┌──

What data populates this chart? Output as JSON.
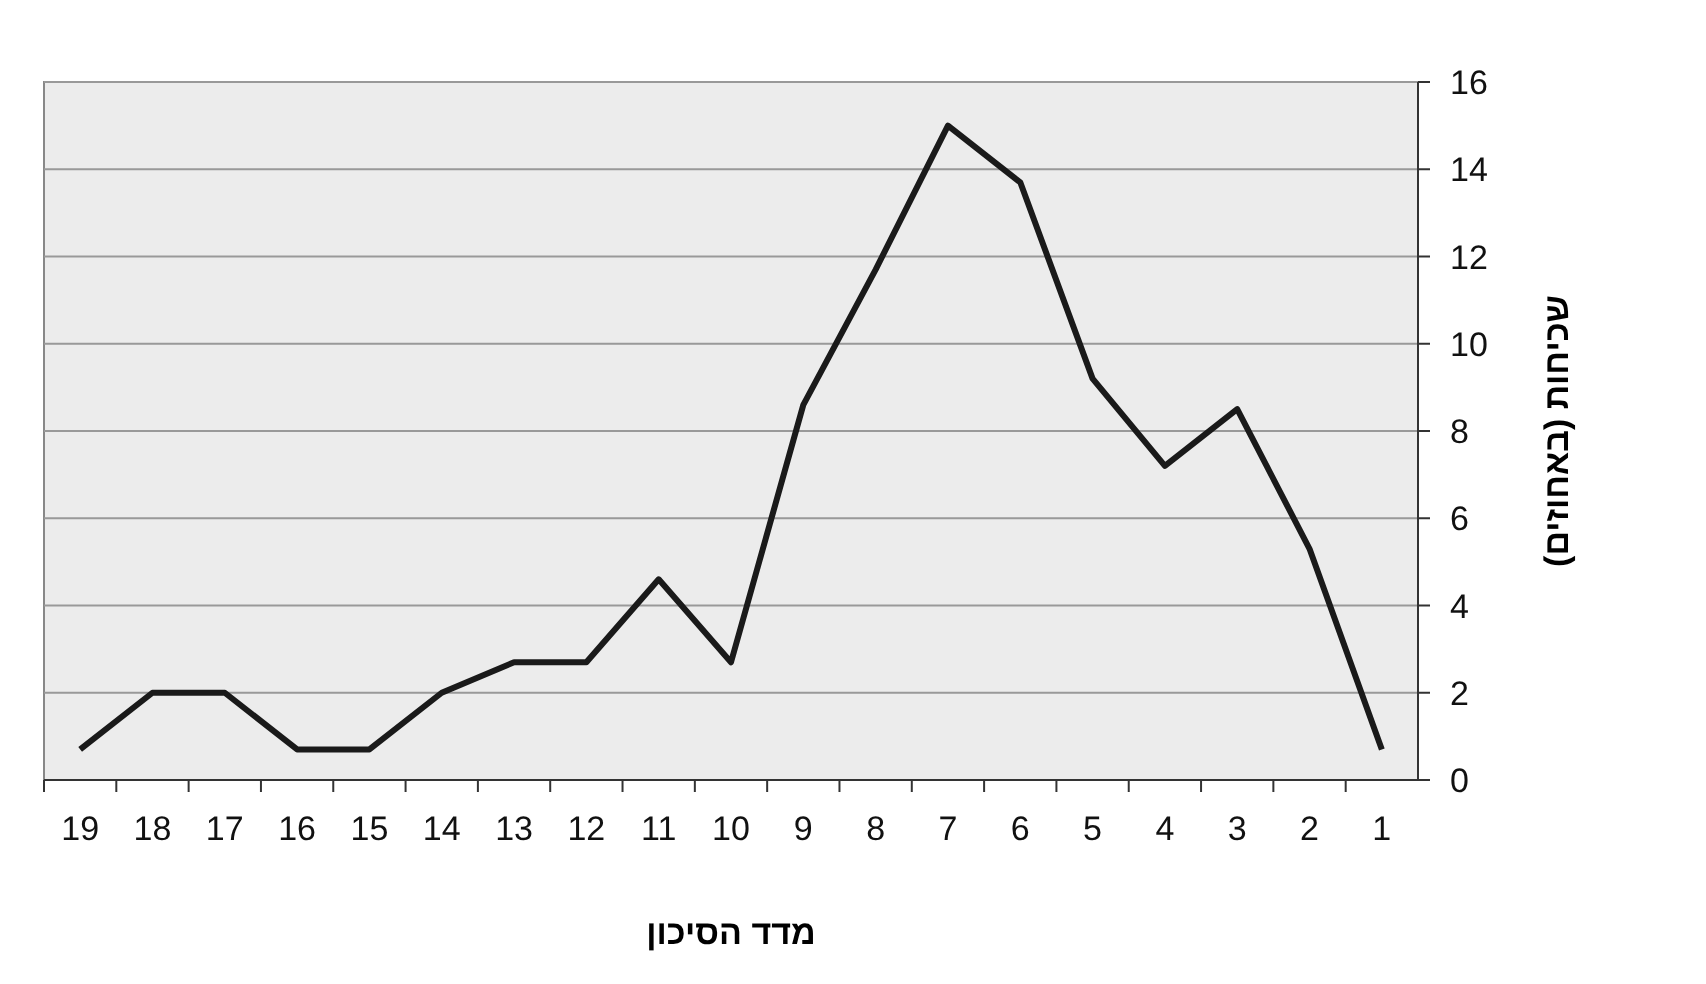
{
  "chart_data": {
    "type": "line",
    "xlabel": "מדד הסיכון",
    "ylabel": "שכיחות (באחוזים)",
    "categories": [
      "19",
      "18",
      "17",
      "16",
      "15",
      "14",
      "13",
      "12",
      "11",
      "10",
      "9",
      "8",
      "7",
      "6",
      "5",
      "4",
      "3",
      "2",
      "1"
    ],
    "series": [
      {
        "color": "#1a1a1a",
        "values": [
          0.7,
          2,
          2,
          0.7,
          0.7,
          2,
          2.7,
          2.7,
          4.6,
          2.7,
          8.6,
          11.7,
          15,
          13.7,
          9.2,
          7.2,
          8.5,
          5.3,
          0.7
        ]
      }
    ],
    "ylim": [
      0,
      16
    ],
    "yticks": [
      0,
      2,
      4,
      6,
      8,
      10,
      12,
      14,
      16
    ],
    "grid": "y",
    "marker": "none",
    "line_style": "solid"
  }
}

└──

▶ **Work to be completed**
Your copy should match the entries exactly, minus the pictures.

▶ **Response to the exercise**
What data populates this chart? Output as JSON.
{
  "chart_data": {
    "type": "line",
    "xlabel": "מדד הסיכון",
    "ylabel": "שכיחות (באחוזים)",
    "categories": [
      "19",
      "18",
      "17",
      "16",
      "15",
      "14",
      "13",
      "12",
      "11",
      "10",
      "9",
      "8",
      "7",
      "6",
      "5",
      "4",
      "3",
      "2",
      "1"
    ],
    "series": [
      {
        "color": "#1a1a1a",
        "values": [
          0.7,
          2,
          2,
          0.7,
          0.7,
          2,
          2.7,
          2.7,
          4.6,
          2.7,
          8.6,
          11.7,
          15,
          13.7,
          9.2,
          7.2,
          8.5,
          5.3,
          0.7
        ]
      }
    ],
    "ylim": [
      0,
      16
    ],
    "yticks": [
      0,
      2,
      4,
      6,
      8,
      10,
      12,
      14,
      16
    ],
    "grid": "y",
    "marker": "none",
    "line_style": "solid"
  }
}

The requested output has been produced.